- GIVEN REQUEST:
The entries below need to be written out exactly, with no pictures included.

- EXERCISE DATA:
>>>
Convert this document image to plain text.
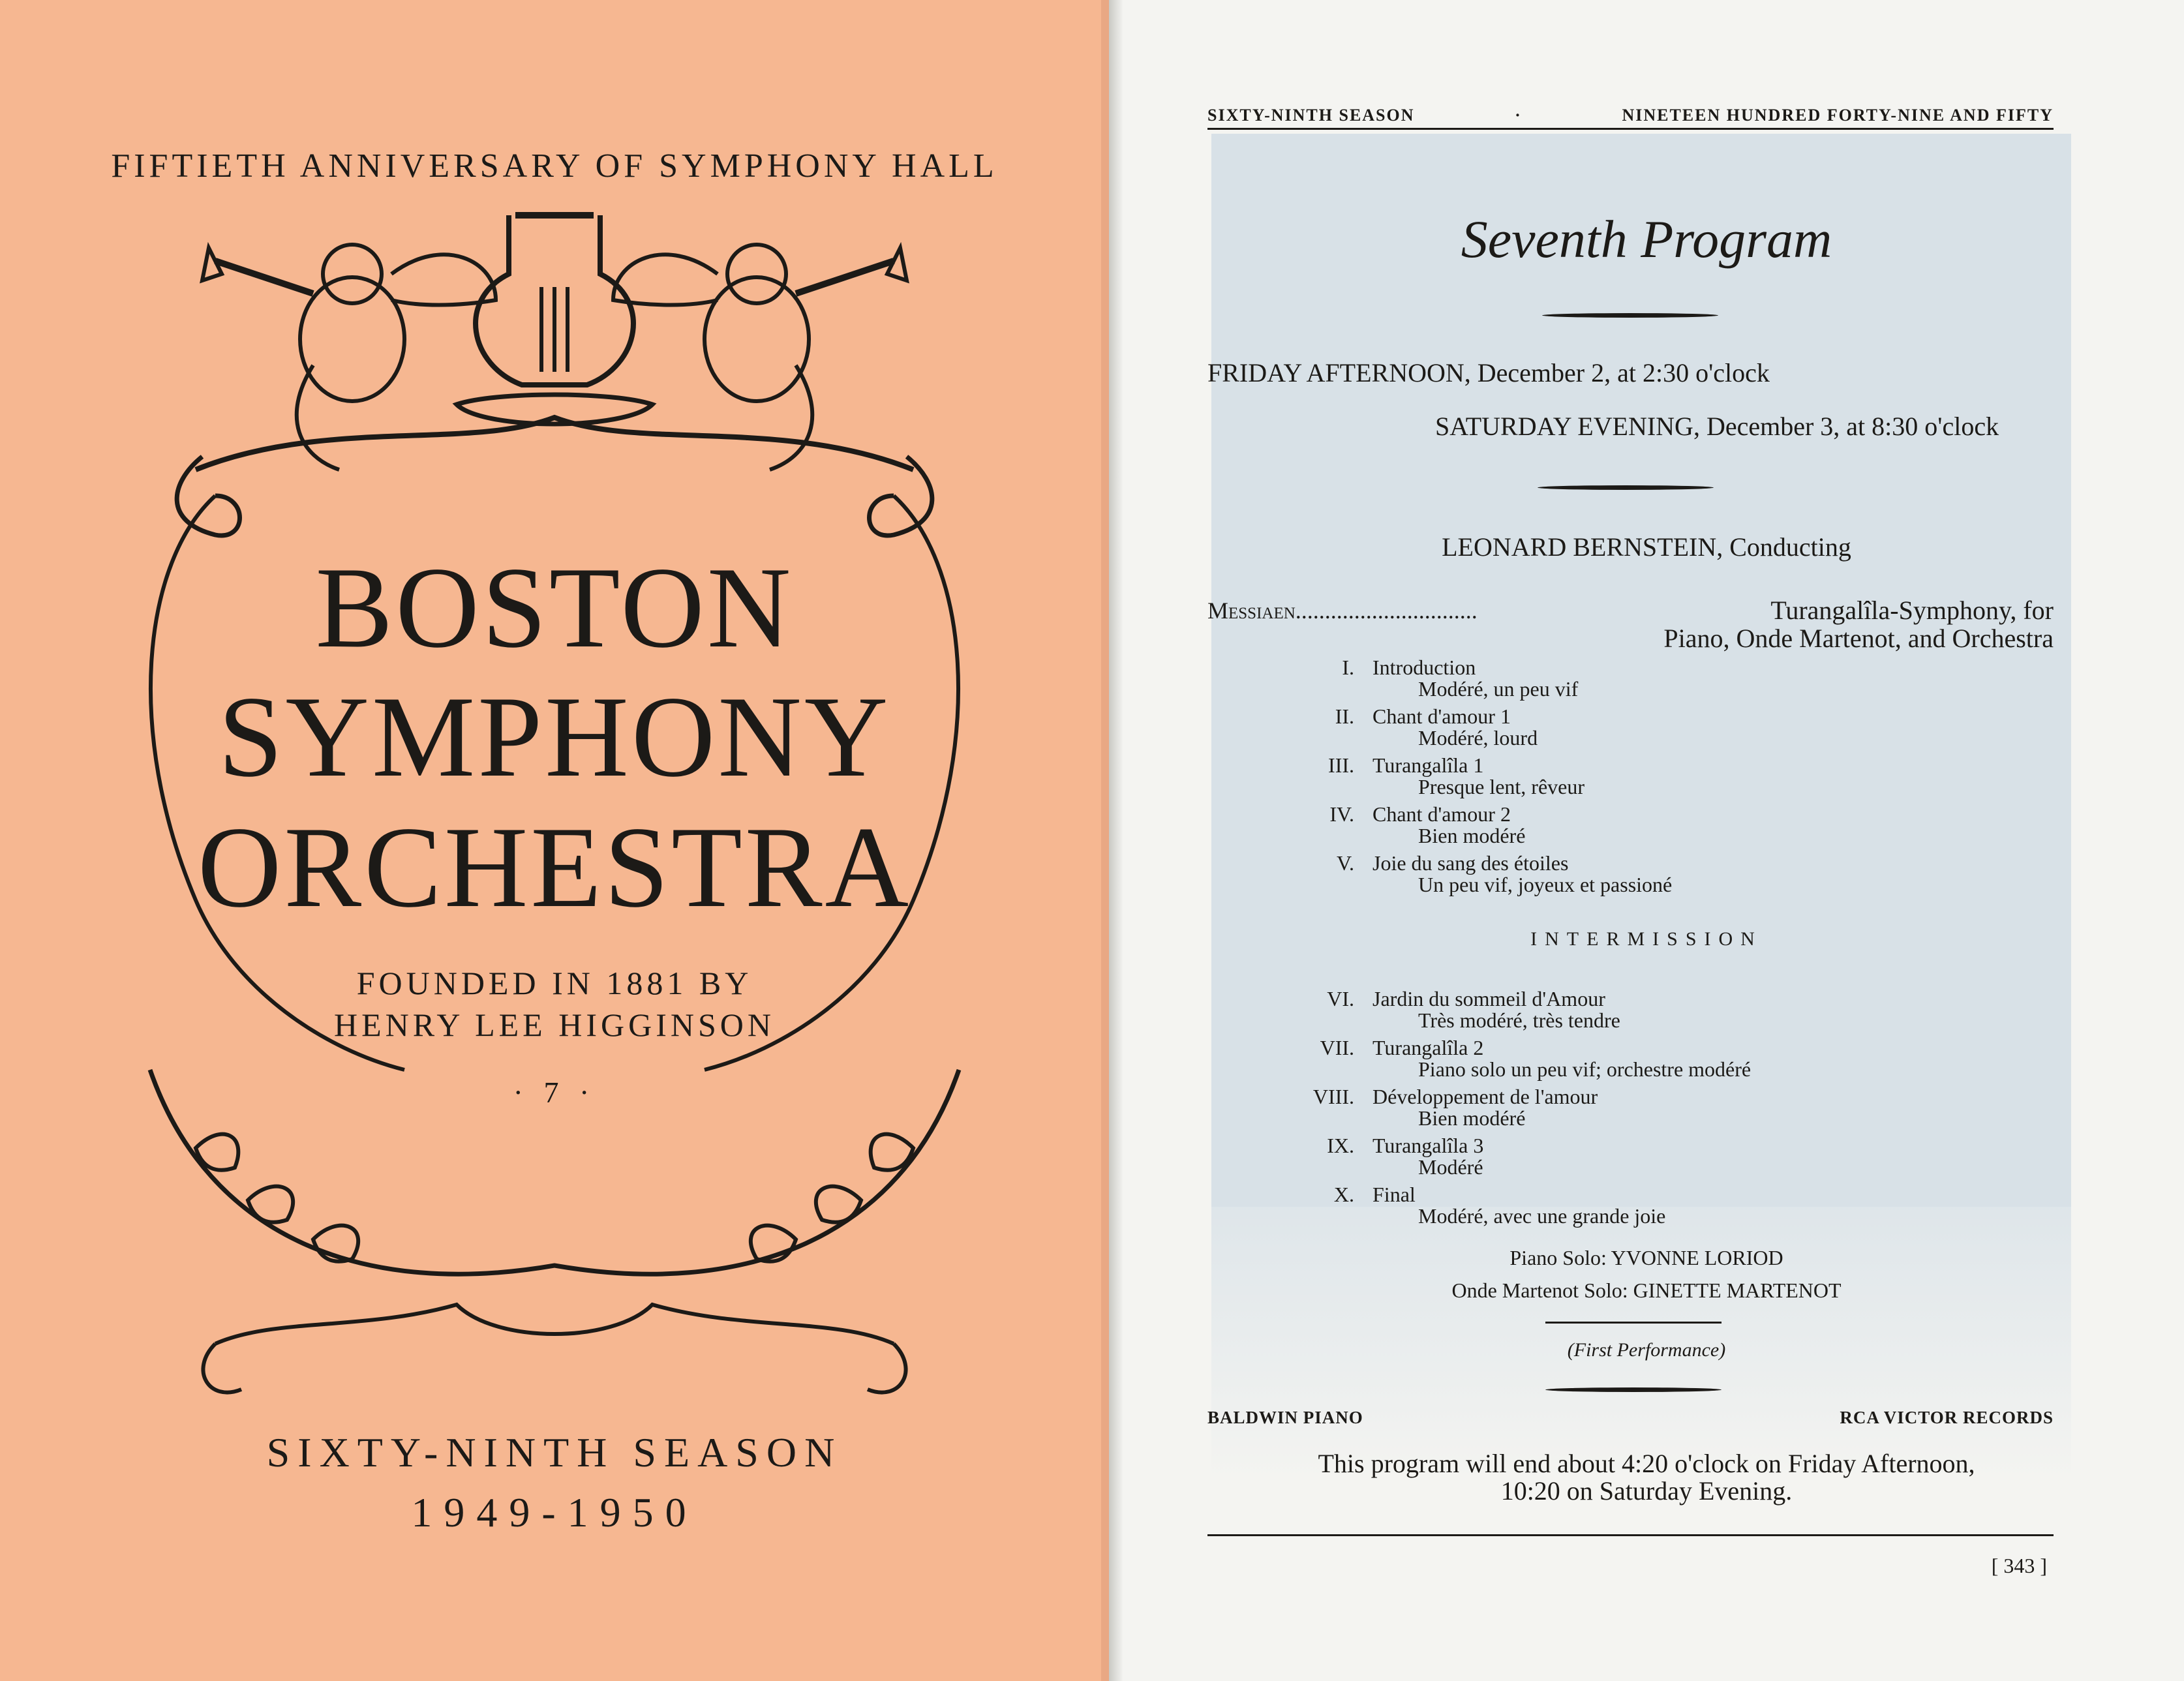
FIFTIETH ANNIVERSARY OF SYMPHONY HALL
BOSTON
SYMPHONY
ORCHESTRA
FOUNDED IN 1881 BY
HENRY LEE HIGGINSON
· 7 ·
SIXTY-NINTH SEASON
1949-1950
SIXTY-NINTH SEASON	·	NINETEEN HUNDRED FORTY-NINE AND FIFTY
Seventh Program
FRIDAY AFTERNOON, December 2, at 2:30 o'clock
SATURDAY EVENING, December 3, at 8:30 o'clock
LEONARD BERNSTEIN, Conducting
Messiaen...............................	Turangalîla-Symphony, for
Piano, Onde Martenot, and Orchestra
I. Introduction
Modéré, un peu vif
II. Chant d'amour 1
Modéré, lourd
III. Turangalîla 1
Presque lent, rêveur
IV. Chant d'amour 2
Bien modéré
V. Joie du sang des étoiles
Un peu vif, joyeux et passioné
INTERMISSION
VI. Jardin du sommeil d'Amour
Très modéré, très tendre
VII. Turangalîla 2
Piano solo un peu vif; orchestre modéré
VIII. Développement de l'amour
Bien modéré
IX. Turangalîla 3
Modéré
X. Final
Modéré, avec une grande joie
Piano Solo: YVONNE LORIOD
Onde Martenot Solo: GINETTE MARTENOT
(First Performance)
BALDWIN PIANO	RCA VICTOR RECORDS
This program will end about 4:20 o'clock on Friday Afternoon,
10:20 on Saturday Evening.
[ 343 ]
<<<
- RESPONSE BELOW:
Convert this document image to plain text.
FIFTIETH ANNIVERSARY OF SYMPHONY HALL
BOSTON
SYMPHONY
ORCHESTRA
FOUNDED IN 1881 BY
HENRY LEE HIGGINSON
· 7 ·
SIXTY-NINTH SEASON
1949-1950
SIXTY-NINTH SEASON	·	NINETEEN HUNDRED FORTY-NINE AND FIFTY
Seventh Program
FRIDAY AFTERNOON, December 2, at 2:30 o'clock
SATURDAY EVENING, December 3, at 8:30 o'clock
LEONARD BERNSTEIN, Conducting
Messiaen...............................	Turangalîla-Symphony, for
Piano, Onde Martenot, and Orchestra
I. Introduction
Modéré, un peu vif
II. Chant d'amour 1
Modéré, lourd
III. Turangalîla 1
Presque lent, rêveur
IV. Chant d'amour 2
Bien modéré
V. Joie du sang des étoiles
Un peu vif, joyeux et passioné
INTERMISSION
VI. Jardin du sommeil d'Amour
Très modéré, très tendre
VII. Turangalîla 2
Piano solo un peu vif; orchestre modéré
VIII. Développement de l'amour
Bien modéré
IX. Turangalîla 3
Modéré
X. Final
Modéré, avec une grande joie
Piano Solo: YVONNE LORIOD
Onde Martenot Solo: GINETTE MARTENOT
(First Performance)
BALDWIN PIANO	RCA VICTOR RECORDS
This program will end about 4:20 o'clock on Friday Afternoon,
10:20 on Saturday Evening.
[ 343 ]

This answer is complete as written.